— start RECORDS FOR THE EXERCISE —
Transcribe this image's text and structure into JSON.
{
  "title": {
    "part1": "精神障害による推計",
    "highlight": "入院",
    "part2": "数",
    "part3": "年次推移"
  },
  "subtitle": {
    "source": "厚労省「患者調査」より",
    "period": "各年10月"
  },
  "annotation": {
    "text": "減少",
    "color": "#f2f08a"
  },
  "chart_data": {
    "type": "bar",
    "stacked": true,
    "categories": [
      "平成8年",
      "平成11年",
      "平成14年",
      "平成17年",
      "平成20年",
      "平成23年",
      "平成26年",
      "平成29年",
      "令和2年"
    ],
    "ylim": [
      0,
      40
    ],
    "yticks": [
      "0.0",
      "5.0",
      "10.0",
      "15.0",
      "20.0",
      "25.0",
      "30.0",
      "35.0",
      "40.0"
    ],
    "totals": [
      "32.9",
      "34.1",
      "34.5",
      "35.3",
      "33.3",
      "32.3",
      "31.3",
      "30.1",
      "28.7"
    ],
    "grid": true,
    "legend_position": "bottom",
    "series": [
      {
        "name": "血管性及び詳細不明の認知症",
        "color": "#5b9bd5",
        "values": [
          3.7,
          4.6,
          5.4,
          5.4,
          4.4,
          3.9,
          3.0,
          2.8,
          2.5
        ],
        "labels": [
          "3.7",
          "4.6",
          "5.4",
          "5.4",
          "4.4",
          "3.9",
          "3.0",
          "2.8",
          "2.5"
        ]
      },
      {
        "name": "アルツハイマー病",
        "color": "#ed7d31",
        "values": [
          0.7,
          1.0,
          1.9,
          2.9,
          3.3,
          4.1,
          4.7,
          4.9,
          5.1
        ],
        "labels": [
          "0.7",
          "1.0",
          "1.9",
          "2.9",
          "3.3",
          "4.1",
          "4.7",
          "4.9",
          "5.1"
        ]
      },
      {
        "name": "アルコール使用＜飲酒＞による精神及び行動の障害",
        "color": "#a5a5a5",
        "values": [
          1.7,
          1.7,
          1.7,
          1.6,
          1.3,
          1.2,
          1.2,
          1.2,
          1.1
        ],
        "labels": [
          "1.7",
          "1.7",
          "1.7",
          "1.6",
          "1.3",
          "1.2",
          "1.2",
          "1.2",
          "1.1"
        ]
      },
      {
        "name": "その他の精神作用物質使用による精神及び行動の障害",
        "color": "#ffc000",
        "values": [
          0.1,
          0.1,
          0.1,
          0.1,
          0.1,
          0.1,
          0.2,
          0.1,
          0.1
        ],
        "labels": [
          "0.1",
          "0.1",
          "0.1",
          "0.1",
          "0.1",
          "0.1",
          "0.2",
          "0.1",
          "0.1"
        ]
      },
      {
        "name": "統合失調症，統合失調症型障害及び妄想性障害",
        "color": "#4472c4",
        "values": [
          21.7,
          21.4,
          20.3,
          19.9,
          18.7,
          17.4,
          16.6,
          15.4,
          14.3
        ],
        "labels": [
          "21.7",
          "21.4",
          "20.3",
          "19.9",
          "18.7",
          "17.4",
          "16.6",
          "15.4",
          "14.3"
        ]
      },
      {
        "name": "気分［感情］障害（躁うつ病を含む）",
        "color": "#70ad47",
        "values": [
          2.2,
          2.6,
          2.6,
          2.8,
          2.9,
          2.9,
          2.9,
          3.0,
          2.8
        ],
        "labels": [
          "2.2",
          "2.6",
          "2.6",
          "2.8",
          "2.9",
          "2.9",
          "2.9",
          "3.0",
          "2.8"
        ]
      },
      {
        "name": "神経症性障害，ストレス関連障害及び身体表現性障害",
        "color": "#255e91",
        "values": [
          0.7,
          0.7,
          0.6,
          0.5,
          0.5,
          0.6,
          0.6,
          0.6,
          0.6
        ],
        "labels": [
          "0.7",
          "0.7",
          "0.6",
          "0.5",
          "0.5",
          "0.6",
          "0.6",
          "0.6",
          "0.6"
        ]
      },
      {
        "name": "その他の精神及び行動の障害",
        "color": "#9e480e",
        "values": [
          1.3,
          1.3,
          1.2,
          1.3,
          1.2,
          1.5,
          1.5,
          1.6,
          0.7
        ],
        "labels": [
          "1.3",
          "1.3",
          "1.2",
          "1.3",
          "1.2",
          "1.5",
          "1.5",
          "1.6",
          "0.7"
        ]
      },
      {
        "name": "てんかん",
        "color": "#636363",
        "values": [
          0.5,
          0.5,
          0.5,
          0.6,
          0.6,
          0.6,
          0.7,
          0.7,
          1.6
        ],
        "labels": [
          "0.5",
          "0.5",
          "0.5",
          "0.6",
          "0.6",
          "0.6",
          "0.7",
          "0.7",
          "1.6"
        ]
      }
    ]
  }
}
— end RECORDS FOR THE EXERCISE —
** WRITTEN INSTRUCTION **
Which lines above hold the word "text"? Copy each of them.

** SOLUTION TO THIS PROBLEM **
Transcribe this image's text and structure into JSON.
    "text": "減少",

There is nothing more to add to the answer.